##### THE INPUT #####

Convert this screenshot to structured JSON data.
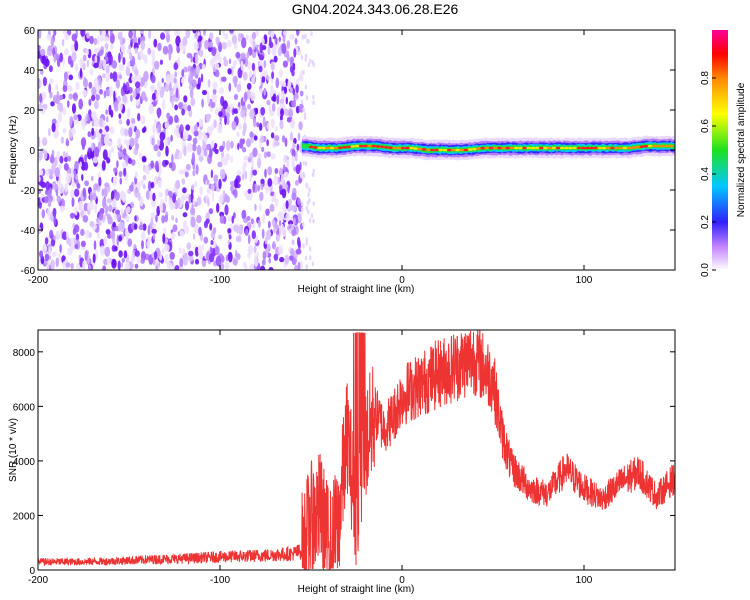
{
  "title": "GN04.2024.343.06.28.E26",
  "chart_data": [
    {
      "type": "heatmap",
      "xlabel": "Height of straight line (km)",
      "ylabel": "Frequency (Hz)",
      "xlim": [
        -200,
        150
      ],
      "ylim": [
        -60,
        60
      ],
      "xticks": [
        -200,
        -100,
        0,
        100
      ],
      "yticks": [
        -60,
        -40,
        -20,
        0,
        20,
        40,
        60
      ],
      "noise_region_x": [
        -200,
        -55
      ],
      "signal_trace": {
        "x": [
          -55,
          -45,
          -35,
          -25,
          -15,
          -5,
          5,
          15,
          25,
          35,
          45,
          55,
          65,
          75,
          85,
          95,
          105,
          115,
          125,
          135,
          150
        ],
        "frequency": [
          2,
          1,
          1,
          2,
          2,
          1,
          1,
          0,
          0,
          0,
          1,
          1,
          1,
          1,
          1,
          1,
          1,
          1,
          1,
          2,
          2
        ]
      },
      "colorbar": {
        "label": "Normalized spectral amplitude",
        "range": [
          0.0,
          1.0
        ],
        "ticks": [
          "0.0",
          "0.2",
          "0.4",
          "0.6",
          "0.8"
        ],
        "colors": [
          "#ffffff",
          "#b060ff",
          "#2020ff",
          "#00c0ff",
          "#20e020",
          "#ffff00",
          "#ff9000",
          "#ff0000",
          "#ff0090"
        ]
      }
    },
    {
      "type": "line",
      "xlabel": "Height of straight line (km)",
      "ylabel": "SNR (10 * v/v)",
      "xlim": [
        -200,
        150
      ],
      "ylim": [
        0,
        8800
      ],
      "xticks": [
        -200,
        -100,
        0,
        100
      ],
      "yticks": [
        0,
        2000,
        4000,
        6000,
        8000
      ],
      "series": [
        {
          "color": "#ee3333",
          "x": [
            -200,
            -180,
            -160,
            -140,
            -120,
            -100,
            -80,
            -60,
            -55,
            -50,
            -45,
            -40,
            -35,
            -30,
            -25,
            -20,
            -15,
            -10,
            -5,
            0,
            10,
            20,
            30,
            40,
            50,
            55,
            60,
            70,
            80,
            90,
            100,
            110,
            120,
            130,
            140,
            150
          ],
          "values": [
            300,
            300,
            320,
            380,
            420,
            480,
            520,
            600,
            700,
            1800,
            2200,
            800,
            1700,
            5000,
            2000,
            4500,
            5800,
            5200,
            5600,
            6400,
            6800,
            7200,
            7500,
            7800,
            7000,
            5000,
            3800,
            3000,
            2800,
            3700,
            3000,
            2600,
            3200,
            3600,
            2700,
            3400
          ]
        }
      ]
    }
  ]
}
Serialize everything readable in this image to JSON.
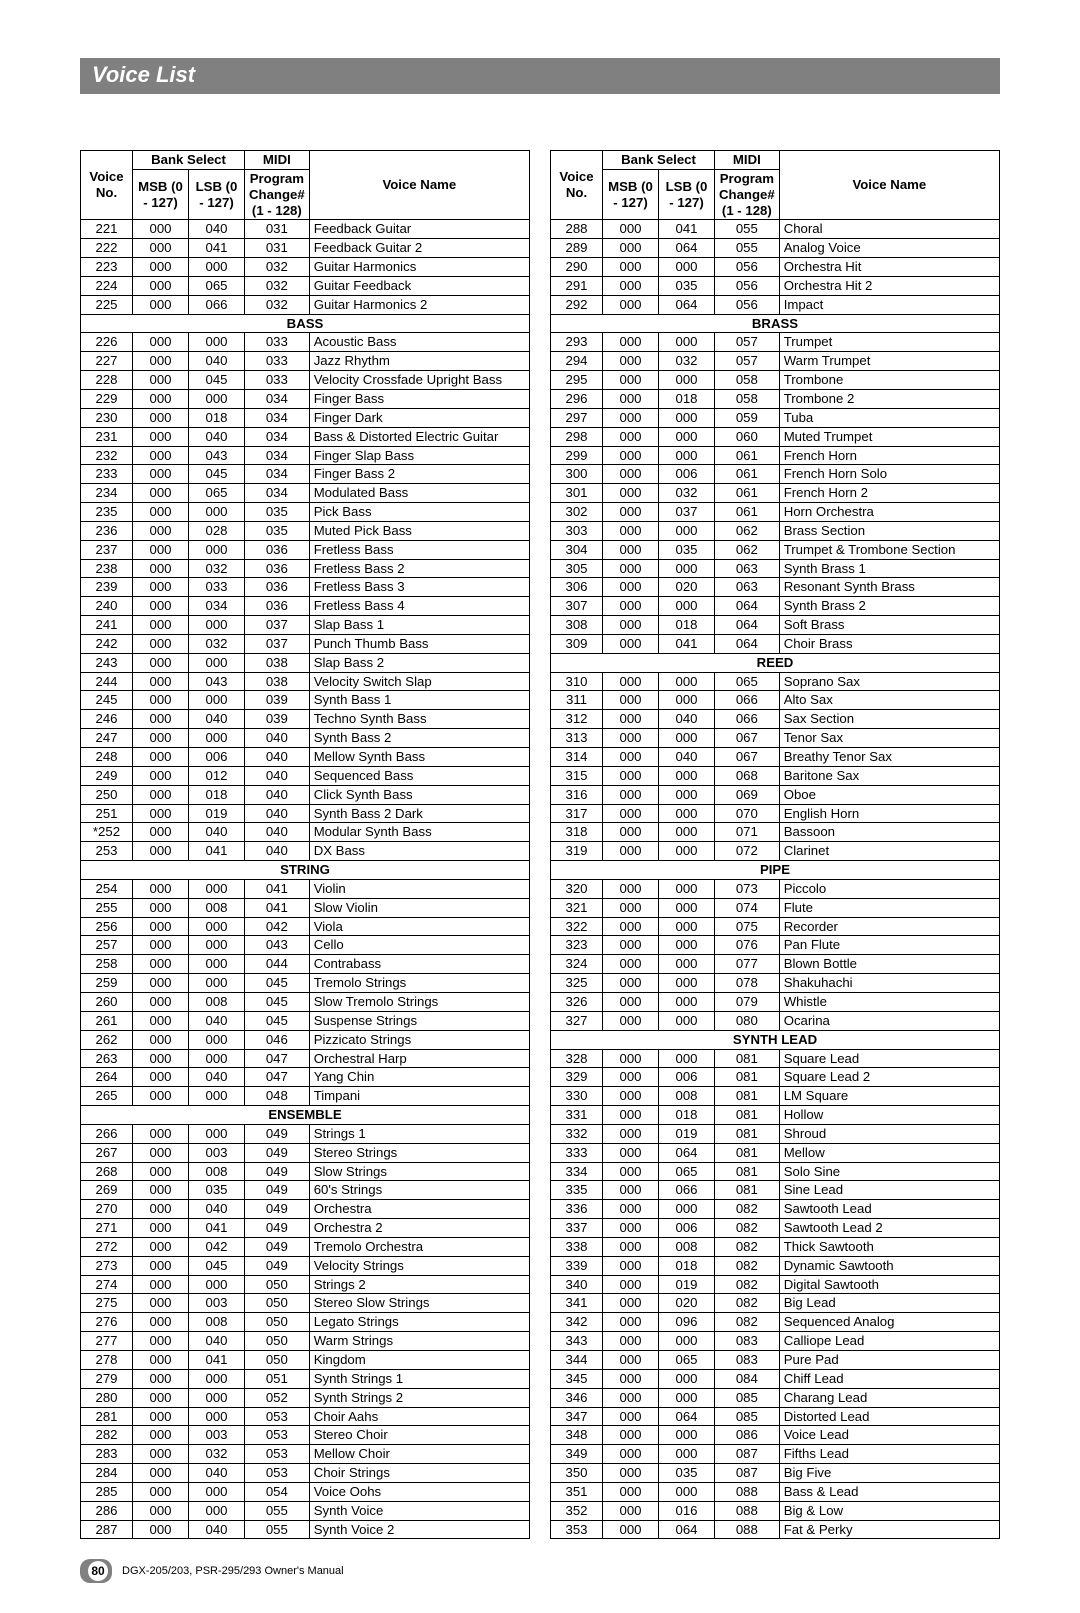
{
  "page": {
    "title": "Voice List",
    "footer_text": "DGX-205/203, PSR-295/293  Owner's Manual",
    "page_number": "80"
  },
  "headers": {
    "voice_no": "Voice No.",
    "bank_select": "Bank Select",
    "msb": "MSB (0 - 127)",
    "lsb": "LSB (0 - 127)",
    "midi": "MIDI",
    "program_change": "Program Change# (1 - 128)",
    "voice_name": "Voice Name"
  },
  "left_rows": [
    [
      "221",
      "000",
      "040",
      "031",
      "Feedback Guitar"
    ],
    [
      "222",
      "000",
      "041",
      "031",
      "Feedback Guitar 2"
    ],
    [
      "223",
      "000",
      "000",
      "032",
      "Guitar Harmonics"
    ],
    [
      "224",
      "000",
      "065",
      "032",
      "Guitar Feedback"
    ],
    [
      "225",
      "000",
      "066",
      "032",
      "Guitar Harmonics 2"
    ],
    {
      "section": "BASS"
    },
    [
      "226",
      "000",
      "000",
      "033",
      "Acoustic Bass"
    ],
    [
      "227",
      "000",
      "040",
      "033",
      "Jazz Rhythm"
    ],
    [
      "228",
      "000",
      "045",
      "033",
      "Velocity Crossfade Upright Bass"
    ],
    [
      "229",
      "000",
      "000",
      "034",
      "Finger Bass"
    ],
    [
      "230",
      "000",
      "018",
      "034",
      "Finger Dark"
    ],
    [
      "231",
      "000",
      "040",
      "034",
      "Bass & Distorted Electric Guitar"
    ],
    [
      "232",
      "000",
      "043",
      "034",
      "Finger Slap Bass"
    ],
    [
      "233",
      "000",
      "045",
      "034",
      "Finger Bass 2"
    ],
    [
      "234",
      "000",
      "065",
      "034",
      "Modulated Bass"
    ],
    [
      "235",
      "000",
      "000",
      "035",
      "Pick Bass"
    ],
    [
      "236",
      "000",
      "028",
      "035",
      "Muted Pick Bass"
    ],
    [
      "237",
      "000",
      "000",
      "036",
      "Fretless Bass"
    ],
    [
      "238",
      "000",
      "032",
      "036",
      "Fretless Bass 2"
    ],
    [
      "239",
      "000",
      "033",
      "036",
      "Fretless Bass 3"
    ],
    [
      "240",
      "000",
      "034",
      "036",
      "Fretless Bass 4"
    ],
    [
      "241",
      "000",
      "000",
      "037",
      "Slap Bass 1"
    ],
    [
      "242",
      "000",
      "032",
      "037",
      "Punch Thumb Bass"
    ],
    [
      "243",
      "000",
      "000",
      "038",
      "Slap Bass 2"
    ],
    [
      "244",
      "000",
      "043",
      "038",
      "Velocity Switch Slap"
    ],
    [
      "245",
      "000",
      "000",
      "039",
      "Synth Bass 1"
    ],
    [
      "246",
      "000",
      "040",
      "039",
      "Techno Synth Bass"
    ],
    [
      "247",
      "000",
      "000",
      "040",
      "Synth Bass 2"
    ],
    [
      "248",
      "000",
      "006",
      "040",
      "Mellow Synth Bass"
    ],
    [
      "249",
      "000",
      "012",
      "040",
      "Sequenced Bass"
    ],
    [
      "250",
      "000",
      "018",
      "040",
      "Click Synth Bass"
    ],
    [
      "251",
      "000",
      "019",
      "040",
      "Synth Bass 2 Dark"
    ],
    [
      "*252",
      "000",
      "040",
      "040",
      "Modular Synth Bass"
    ],
    [
      "253",
      "000",
      "041",
      "040",
      "DX Bass"
    ],
    {
      "section": "STRING"
    },
    [
      "254",
      "000",
      "000",
      "041",
      "Violin"
    ],
    [
      "255",
      "000",
      "008",
      "041",
      "Slow Violin"
    ],
    [
      "256",
      "000",
      "000",
      "042",
      "Viola"
    ],
    [
      "257",
      "000",
      "000",
      "043",
      "Cello"
    ],
    [
      "258",
      "000",
      "000",
      "044",
      "Contrabass"
    ],
    [
      "259",
      "000",
      "000",
      "045",
      "Tremolo Strings"
    ],
    [
      "260",
      "000",
      "008",
      "045",
      "Slow Tremolo Strings"
    ],
    [
      "261",
      "000",
      "040",
      "045",
      "Suspense Strings"
    ],
    [
      "262",
      "000",
      "000",
      "046",
      "Pizzicato Strings"
    ],
    [
      "263",
      "000",
      "000",
      "047",
      "Orchestral Harp"
    ],
    [
      "264",
      "000",
      "040",
      "047",
      "Yang Chin"
    ],
    [
      "265",
      "000",
      "000",
      "048",
      "Timpani"
    ],
    {
      "section": "ENSEMBLE"
    },
    [
      "266",
      "000",
      "000",
      "049",
      "Strings 1"
    ],
    [
      "267",
      "000",
      "003",
      "049",
      "Stereo Strings"
    ],
    [
      "268",
      "000",
      "008",
      "049",
      "Slow Strings"
    ],
    [
      "269",
      "000",
      "035",
      "049",
      "60's Strings"
    ],
    [
      "270",
      "000",
      "040",
      "049",
      "Orchestra"
    ],
    [
      "271",
      "000",
      "041",
      "049",
      "Orchestra 2"
    ],
    [
      "272",
      "000",
      "042",
      "049",
      "Tremolo Orchestra"
    ],
    [
      "273",
      "000",
      "045",
      "049",
      "Velocity Strings"
    ],
    [
      "274",
      "000",
      "000",
      "050",
      "Strings 2"
    ],
    [
      "275",
      "000",
      "003",
      "050",
      "Stereo Slow Strings"
    ],
    [
      "276",
      "000",
      "008",
      "050",
      "Legato Strings"
    ],
    [
      "277",
      "000",
      "040",
      "050",
      "Warm Strings"
    ],
    [
      "278",
      "000",
      "041",
      "050",
      "Kingdom"
    ],
    [
      "279",
      "000",
      "000",
      "051",
      "Synth Strings 1"
    ],
    [
      "280",
      "000",
      "000",
      "052",
      "Synth Strings 2"
    ],
    [
      "281",
      "000",
      "000",
      "053",
      "Choir Aahs"
    ],
    [
      "282",
      "000",
      "003",
      "053",
      "Stereo Choir"
    ],
    [
      "283",
      "000",
      "032",
      "053",
      "Mellow Choir"
    ],
    [
      "284",
      "000",
      "040",
      "053",
      "Choir Strings"
    ],
    [
      "285",
      "000",
      "000",
      "054",
      "Voice Oohs"
    ],
    [
      "286",
      "000",
      "000",
      "055",
      "Synth Voice"
    ],
    [
      "287",
      "000",
      "040",
      "055",
      "Synth Voice 2"
    ]
  ],
  "right_rows": [
    [
      "288",
      "000",
      "041",
      "055",
      "Choral"
    ],
    [
      "289",
      "000",
      "064",
      "055",
      "Analog Voice"
    ],
    [
      "290",
      "000",
      "000",
      "056",
      "Orchestra Hit"
    ],
    [
      "291",
      "000",
      "035",
      "056",
      "Orchestra Hit 2"
    ],
    [
      "292",
      "000",
      "064",
      "056",
      "Impact"
    ],
    {
      "section": "BRASS"
    },
    [
      "293",
      "000",
      "000",
      "057",
      "Trumpet"
    ],
    [
      "294",
      "000",
      "032",
      "057",
      "Warm Trumpet"
    ],
    [
      "295",
      "000",
      "000",
      "058",
      "Trombone"
    ],
    [
      "296",
      "000",
      "018",
      "058",
      "Trombone 2"
    ],
    [
      "297",
      "000",
      "000",
      "059",
      "Tuba"
    ],
    [
      "298",
      "000",
      "000",
      "060",
      "Muted Trumpet"
    ],
    [
      "299",
      "000",
      "000",
      "061",
      "French Horn"
    ],
    [
      "300",
      "000",
      "006",
      "061",
      "French Horn Solo"
    ],
    [
      "301",
      "000",
      "032",
      "061",
      "French Horn 2"
    ],
    [
      "302",
      "000",
      "037",
      "061",
      "Horn Orchestra"
    ],
    [
      "303",
      "000",
      "000",
      "062",
      "Brass Section"
    ],
    [
      "304",
      "000",
      "035",
      "062",
      "Trumpet & Trombone Section"
    ],
    [
      "305",
      "000",
      "000",
      "063",
      "Synth Brass 1"
    ],
    [
      "306",
      "000",
      "020",
      "063",
      "Resonant Synth Brass"
    ],
    [
      "307",
      "000",
      "000",
      "064",
      "Synth Brass 2"
    ],
    [
      "308",
      "000",
      "018",
      "064",
      "Soft Brass"
    ],
    [
      "309",
      "000",
      "041",
      "064",
      "Choir Brass"
    ],
    {
      "section": "REED"
    },
    [
      "310",
      "000",
      "000",
      "065",
      "Soprano Sax"
    ],
    [
      "311",
      "000",
      "000",
      "066",
      "Alto Sax"
    ],
    [
      "312",
      "000",
      "040",
      "066",
      "Sax Section"
    ],
    [
      "313",
      "000",
      "000",
      "067",
      "Tenor Sax"
    ],
    [
      "314",
      "000",
      "040",
      "067",
      "Breathy Tenor Sax"
    ],
    [
      "315",
      "000",
      "000",
      "068",
      "Baritone Sax"
    ],
    [
      "316",
      "000",
      "000",
      "069",
      "Oboe"
    ],
    [
      "317",
      "000",
      "000",
      "070",
      "English Horn"
    ],
    [
      "318",
      "000",
      "000",
      "071",
      "Bassoon"
    ],
    [
      "319",
      "000",
      "000",
      "072",
      "Clarinet"
    ],
    {
      "section": "PIPE"
    },
    [
      "320",
      "000",
      "000",
      "073",
      "Piccolo"
    ],
    [
      "321",
      "000",
      "000",
      "074",
      "Flute"
    ],
    [
      "322",
      "000",
      "000",
      "075",
      "Recorder"
    ],
    [
      "323",
      "000",
      "000",
      "076",
      "Pan Flute"
    ],
    [
      "324",
      "000",
      "000",
      "077",
      "Blown Bottle"
    ],
    [
      "325",
      "000",
      "000",
      "078",
      "Shakuhachi"
    ],
    [
      "326",
      "000",
      "000",
      "079",
      "Whistle"
    ],
    [
      "327",
      "000",
      "000",
      "080",
      "Ocarina"
    ],
    {
      "section": "SYNTH LEAD"
    },
    [
      "328",
      "000",
      "000",
      "081",
      "Square Lead"
    ],
    [
      "329",
      "000",
      "006",
      "081",
      "Square Lead 2"
    ],
    [
      "330",
      "000",
      "008",
      "081",
      "LM Square"
    ],
    [
      "331",
      "000",
      "018",
      "081",
      "Hollow"
    ],
    [
      "332",
      "000",
      "019",
      "081",
      "Shroud"
    ],
    [
      "333",
      "000",
      "064",
      "081",
      "Mellow"
    ],
    [
      "334",
      "000",
      "065",
      "081",
      "Solo Sine"
    ],
    [
      "335",
      "000",
      "066",
      "081",
      "Sine Lead"
    ],
    [
      "336",
      "000",
      "000",
      "082",
      "Sawtooth Lead"
    ],
    [
      "337",
      "000",
      "006",
      "082",
      "Sawtooth Lead 2"
    ],
    [
      "338",
      "000",
      "008",
      "082",
      "Thick Sawtooth"
    ],
    [
      "339",
      "000",
      "018",
      "082",
      "Dynamic Sawtooth"
    ],
    [
      "340",
      "000",
      "019",
      "082",
      "Digital Sawtooth"
    ],
    [
      "341",
      "000",
      "020",
      "082",
      "Big Lead"
    ],
    [
      "342",
      "000",
      "096",
      "082",
      "Sequenced Analog"
    ],
    [
      "343",
      "000",
      "000",
      "083",
      "Calliope Lead"
    ],
    [
      "344",
      "000",
      "065",
      "083",
      "Pure Pad"
    ],
    [
      "345",
      "000",
      "000",
      "084",
      "Chiff Lead"
    ],
    [
      "346",
      "000",
      "000",
      "085",
      "Charang Lead"
    ],
    [
      "347",
      "000",
      "064",
      "085",
      "Distorted Lead"
    ],
    [
      "348",
      "000",
      "000",
      "086",
      "Voice Lead"
    ],
    [
      "349",
      "000",
      "000",
      "087",
      "Fifths Lead"
    ],
    [
      "350",
      "000",
      "035",
      "087",
      "Big Five"
    ],
    [
      "351",
      "000",
      "000",
      "088",
      "Bass & Lead"
    ],
    [
      "352",
      "000",
      "016",
      "088",
      "Big & Low"
    ],
    [
      "353",
      "000",
      "064",
      "088",
      "Fat & Perky"
    ]
  ]
}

#####

_SHORT EXERCISE_
Look through the entries above and report each line where the string "Fretless" occurs.

_FINAL ANSWER_
      "Fretless Bass"
      "Fretless Bass 2"
      "Fretless Bass 3"
      "Fretless Bass 4"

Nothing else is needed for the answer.